(What to work on)
1) Repeat the passage of the ClickHouse time zones text from "3. Depending on" to "will be applied.".
2) Decide whether each statement agrees with the ClickHouse time zones text. Answer yes or no for each one, and quote the text's deciding words exactly. (a) A DateTime value in ClickHouse is always a UNIX timestamp. (b) The server time zone can be checked with SELECT now(). (c) ClickHouse always uses its builtin tzdata, even when the system has a tzdata package.
3) Summarize the ClickHouse time zones text in two sentences.

(Document text)
=-=-=-=-=

Time zones

Important things to know:

  1. DateTime inside clickhouse is actually UNIX timestamp always, i.e. number of seconds since 1970-01-01 00:00:00 GMT.
  2. Conversion from that UNIX timestamp to a human-readable form and reverse can happen on the client (for native clients) and on the server (for HTTP clients, and for some type of queries, like toString(ts))
  3. Depending on the place where that conversion happened rules of different timezones may be applied.
  4. You can check server timezone using SELECT timezone()
  5. clickhouse-client also by default tries to use server timezone (see also --use_client_time_zone flag)
  6. If you want you can store the timezone name inside the data type, in that case, timestamp <-> human-readable time rules of that timezone will be applied.
SELECT
    timezone(),
    toDateTime(now()) AS t,
    toTypeName(t),
    toDateTime(now(), 'UTC') AS t_utc,
    toTypeName(t_utc),
    toUnixTimestamp(t),
    toUnixTimestamp(t_utc)

Row 1:
──────
timezone():                                Europe/Warsaw
t:                                         2021-07-16 12:50:28
toTypeName(toDateTime(now())):             DateTime
t_utc:                                     2021-07-16 10:50:28
toTypeName(toDateTime(now(), 'UTC')):      DateTime('UTC')
toUnixTimestamp(toDateTime(now())):        1626432628
toUnixTimestamp(toDateTime(now(), 'UTC')): 1626432628

Since version 20.4 clickhouse uses embedded tzdata (see https://github.com/ClickHouse/ClickHouse/pull/10425 )

You get used tzdata version

SELECT *
FROM system.build_options
WHERE name = 'TZDATA_VERSION'

Query id: 0a9883f0-dadf-4fb1-8b42-8fe93f561430

┌─name───────────┬─value─┐
 TZDATA_VERSION  2020e 
└────────────────┴───────┘

and list of available time zones

SELECT *
FROM system.time_zones
WHERE time_zone LIKE '%Anta%'

Query id: 855453d7-eccd-44cb-9631-f63bb02a273c

┌─time_zone─────────────────┐
 Antarctica/Casey          
 Antarctica/Davis          
 Antarctica/DumontDUrville 
 Antarctica/Macquarie      
 Antarctica/Mawson         
 Antarctica/McMurdo        
 Antarctica/Palmer         
 Antarctica/Rothera        
 Antarctica/South_Pole     
 Antarctica/Syowa          
 Antarctica/Troll          
 Antarctica/Vostok         
 Indian/Antananarivo       
└───────────────────────────┘

13 rows in set. Elapsed: 0.002 sec.

Clickhouse uses system timezone info from tzdata package if it exists, and uses own builtin tzdata if it is missing in the system.

=-=-=-=-=

(Recorded information)
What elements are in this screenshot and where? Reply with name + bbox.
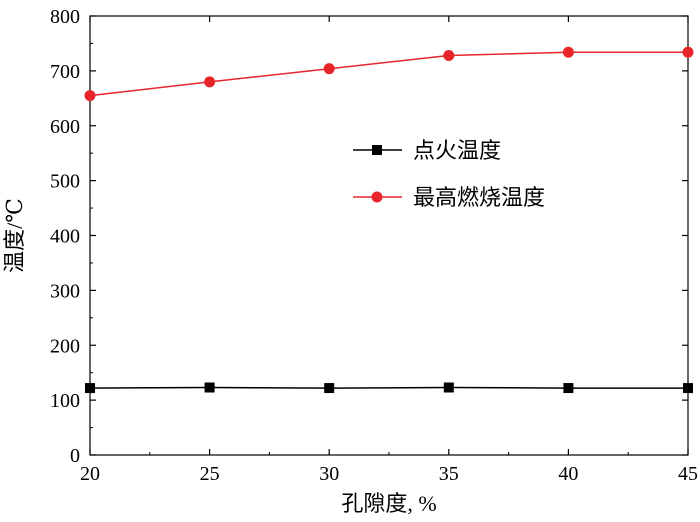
series-1-point xyxy=(443,382,454,393)
series-1-point xyxy=(324,383,335,394)
series-1-point xyxy=(85,383,95,394)
y-tick-label: 0 xyxy=(70,445,80,467)
series-2-line xyxy=(89,51,688,97)
series-2-point xyxy=(204,76,216,88)
y-tick-label: 500 xyxy=(50,171,80,193)
y-axis-title: 温度/℃ xyxy=(2,198,27,273)
legend-item-2-marker xyxy=(371,191,383,203)
plot-border xyxy=(89,15,689,456)
plot-frame xyxy=(89,15,689,456)
y-tick-label: 700 xyxy=(50,61,80,83)
y-tick-label: 600 xyxy=(50,116,80,138)
series-2-point xyxy=(443,50,455,62)
series-1-line xyxy=(89,386,688,389)
x-axis-title: 孔隙度, % xyxy=(341,491,436,516)
x-tick-label: 30 xyxy=(319,463,339,485)
x-tick-label: 45 xyxy=(678,463,698,485)
y-tick-label: 800 xyxy=(50,6,80,28)
y-axis-ticks: 0 100 200 300 400 500 600 700 800 xyxy=(50,6,688,467)
series-2-point xyxy=(323,63,335,75)
series-2-point xyxy=(562,46,574,58)
legend-item-1-marker xyxy=(372,145,382,155)
legend-item-1-label: 点火温度 xyxy=(413,138,501,163)
x-tick-label: 35 xyxy=(439,463,459,485)
y-tick-label: 100 xyxy=(50,390,80,412)
series-1-point xyxy=(563,383,574,394)
x-tick-label: 40 xyxy=(558,463,578,485)
y-tick-label: 400 xyxy=(50,226,80,248)
y-tick-label: 200 xyxy=(50,335,80,357)
series-1-point xyxy=(683,383,693,394)
x-tick-label: 25 xyxy=(200,463,220,485)
series-2-point xyxy=(682,46,694,58)
x-axis-ticks: 20 25 30 35 40 45 xyxy=(80,16,698,485)
x-tick-label: 20 xyxy=(80,463,100,485)
legend-item-2-label: 最高燃烧温度 xyxy=(413,185,545,210)
y-tick-label: 300 xyxy=(50,280,80,302)
series-2-point xyxy=(84,90,96,102)
series-layer xyxy=(84,46,694,394)
series-1-point xyxy=(204,382,215,393)
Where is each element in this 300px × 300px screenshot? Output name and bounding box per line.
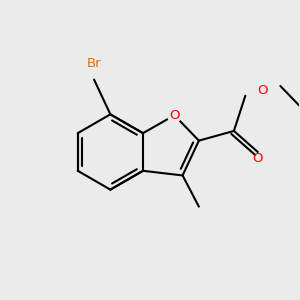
Text: O: O [253,152,263,165]
Text: O: O [258,84,268,98]
Text: Br: Br [87,57,101,70]
Text: O: O [169,109,180,122]
Circle shape [167,108,181,122]
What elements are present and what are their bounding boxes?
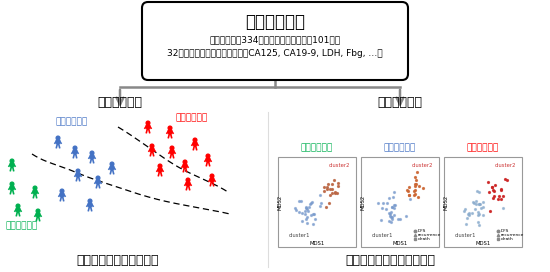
Polygon shape [60,193,64,197]
Circle shape [110,162,114,166]
Circle shape [210,174,214,178]
Polygon shape [88,203,92,207]
Circle shape [10,159,14,163]
Text: cluster2: cluster2 [495,163,516,168]
Circle shape [10,182,14,186]
Polygon shape [193,142,197,146]
Circle shape [56,136,60,140]
Text: 進行卵巣がん: 進行卵巣がん [176,113,208,122]
Text: cluster2: cluster2 [329,163,350,168]
Circle shape [206,154,210,158]
Text: 新たな疾患分類を見つける: 新たな疾患分類を見つける [345,254,435,267]
Text: MDS2: MDS2 [278,194,283,210]
Circle shape [36,209,40,213]
Text: DFS: DFS [501,229,509,233]
Circle shape [170,146,174,150]
Text: MDS2: MDS2 [443,194,448,210]
Text: death: death [418,237,431,241]
Circle shape [90,151,94,155]
Circle shape [193,138,197,142]
Polygon shape [73,150,77,154]
Polygon shape [110,166,114,170]
Circle shape [33,186,37,190]
Circle shape [183,160,187,164]
Text: 早期卵巣がん: 早期卵巣がん [56,117,88,126]
Text: MDS1: MDS1 [475,241,491,246]
Text: 早期卵巣がん: 早期卵巣がん [384,143,416,152]
Text: 教師あり学習: 教師あり学習 [97,95,142,109]
Polygon shape [33,190,37,194]
Polygon shape [90,155,94,159]
Polygon shape [210,178,214,182]
Polygon shape [170,150,174,154]
Text: cluster2: cluster2 [412,163,433,168]
Polygon shape [206,158,210,162]
FancyBboxPatch shape [444,157,522,247]
Polygon shape [183,164,187,168]
Text: recurrence: recurrence [418,233,441,237]
Text: MDS1: MDS1 [392,241,408,246]
Polygon shape [168,130,172,134]
Text: 術前血液検査: 術前血液検査 [245,13,305,31]
Text: 32種類の術前血液検査データ（CA125, CA19-9, LDH, Fbg, …）: 32種類の術前血液検査データ（CA125, CA19-9, LDH, Fbg, … [167,48,383,57]
Text: MDS1: MDS1 [309,241,324,246]
Circle shape [88,199,92,203]
Polygon shape [158,168,162,172]
FancyBboxPatch shape [278,157,356,247]
Circle shape [168,126,172,130]
Text: 既存の分類の境界を学習: 既存の分類の境界を学習 [77,254,160,267]
Text: 良性卵巣腫瘍: 良性卵巣腫瘍 [301,143,333,152]
Text: 教師なし学習: 教師なし学習 [377,95,422,109]
Polygon shape [10,186,14,190]
Text: DFS: DFS [418,229,426,233]
Polygon shape [16,208,20,212]
Text: cluster1: cluster1 [289,233,311,238]
Circle shape [158,164,162,168]
Circle shape [150,144,154,148]
Polygon shape [36,213,40,217]
Text: 卵巣がん患者334名、良性卵巣腫瘍患者101名の: 卵巣がん患者334名、良性卵巣腫瘍患者101名の [210,36,340,45]
Circle shape [16,204,20,208]
FancyBboxPatch shape [361,157,439,247]
Polygon shape [76,173,80,177]
Polygon shape [146,125,150,129]
Circle shape [96,176,100,180]
Text: 進行卵巣がん: 進行卵巣がん [467,143,499,152]
Polygon shape [186,182,190,186]
Circle shape [60,189,64,193]
Circle shape [73,146,77,150]
Polygon shape [56,140,60,144]
Polygon shape [150,148,154,152]
Polygon shape [96,180,100,184]
Text: recurrence: recurrence [501,233,524,237]
Circle shape [76,169,80,173]
Text: cluster1: cluster1 [455,233,476,238]
Polygon shape [10,163,14,166]
Text: 良性卵巣腫瘍: 良性卵巣腫瘍 [6,221,38,230]
Circle shape [186,178,190,182]
Circle shape [146,121,150,125]
Text: MDS2: MDS2 [360,194,366,210]
Text: cluster1: cluster1 [372,233,393,238]
FancyBboxPatch shape [142,2,408,80]
Text: death: death [501,237,514,241]
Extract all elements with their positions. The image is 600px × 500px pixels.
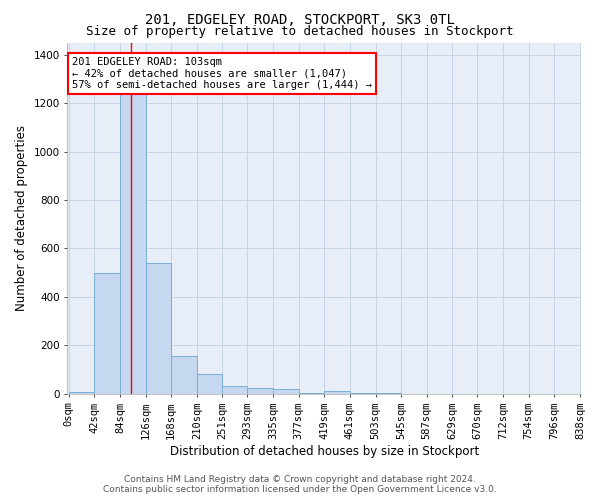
Bar <box>197 374 223 394</box>
Text: Size of property relative to detached houses in Stockport: Size of property relative to detached ho… <box>86 25 514 38</box>
X-axis label: Distribution of detached houses by size in Stockport: Distribution of detached houses by size … <box>170 444 479 458</box>
Bar <box>171 356 197 394</box>
Bar <box>120 66 146 394</box>
Bar <box>273 390 299 394</box>
Bar <box>247 388 273 394</box>
Bar <box>68 392 94 394</box>
Text: 201, EDGELEY ROAD, STOCKPORT, SK3 0TL: 201, EDGELEY ROAD, STOCKPORT, SK3 0TL <box>145 12 455 26</box>
Bar <box>324 390 350 394</box>
Bar <box>146 263 171 394</box>
Bar <box>350 393 376 394</box>
Y-axis label: Number of detached properties: Number of detached properties <box>15 125 28 311</box>
Text: 201 EDGELEY ROAD: 103sqm
← 42% of detached houses are smaller (1,047)
57% of sem: 201 EDGELEY ROAD: 103sqm ← 42% of detach… <box>72 57 372 90</box>
Bar <box>222 386 247 394</box>
Text: Contains HM Land Registry data © Crown copyright and database right 2024.
Contai: Contains HM Land Registry data © Crown c… <box>103 474 497 494</box>
Bar <box>94 272 120 394</box>
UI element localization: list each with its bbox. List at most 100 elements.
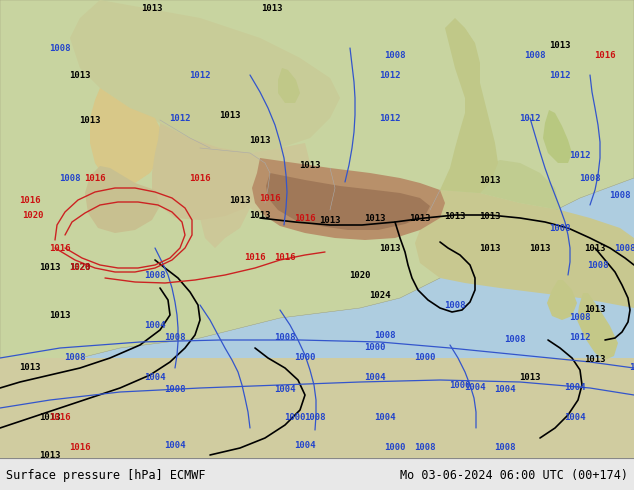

=-=-=-=-=

(Responses to the exercise)
1)
3. Depending on the place where that conversion happened rules of different timezones may be applied.
  4. You can check server timezone using SELECT timezone()
  5. clickhouse-client also by default tries to use server timezone (see also --use_client_time_zone flag)
  6. If you want you can store the timezone name inside the data type, in that case, timestamp <-> human-readable time rules of that timezone will be applied.

2)
(a) Yes: "DateTime inside clickhouse is actually UNIX timestamp always, i.e. number of seconds since 1970-01-01 00:00:00 GMT."
(b) No: "You can check server timezone using SELECT timezone()"
(c) No: "Clickhouse uses system timezone info from tzdata package if it exists, and uses own builtin tzdata if it is missing in the system."

3) ClickHouse stores DateTime values as UNIX timestamps, and they can be converted to human-readable time either on the client or on the server, so the time zone rules applied depend on where the conversion happens. Since version 20.4 ClickHouse has embedded tzdata, but it uses the system tzdata package when one exists and falls back to its own builtin tzdata otherwise.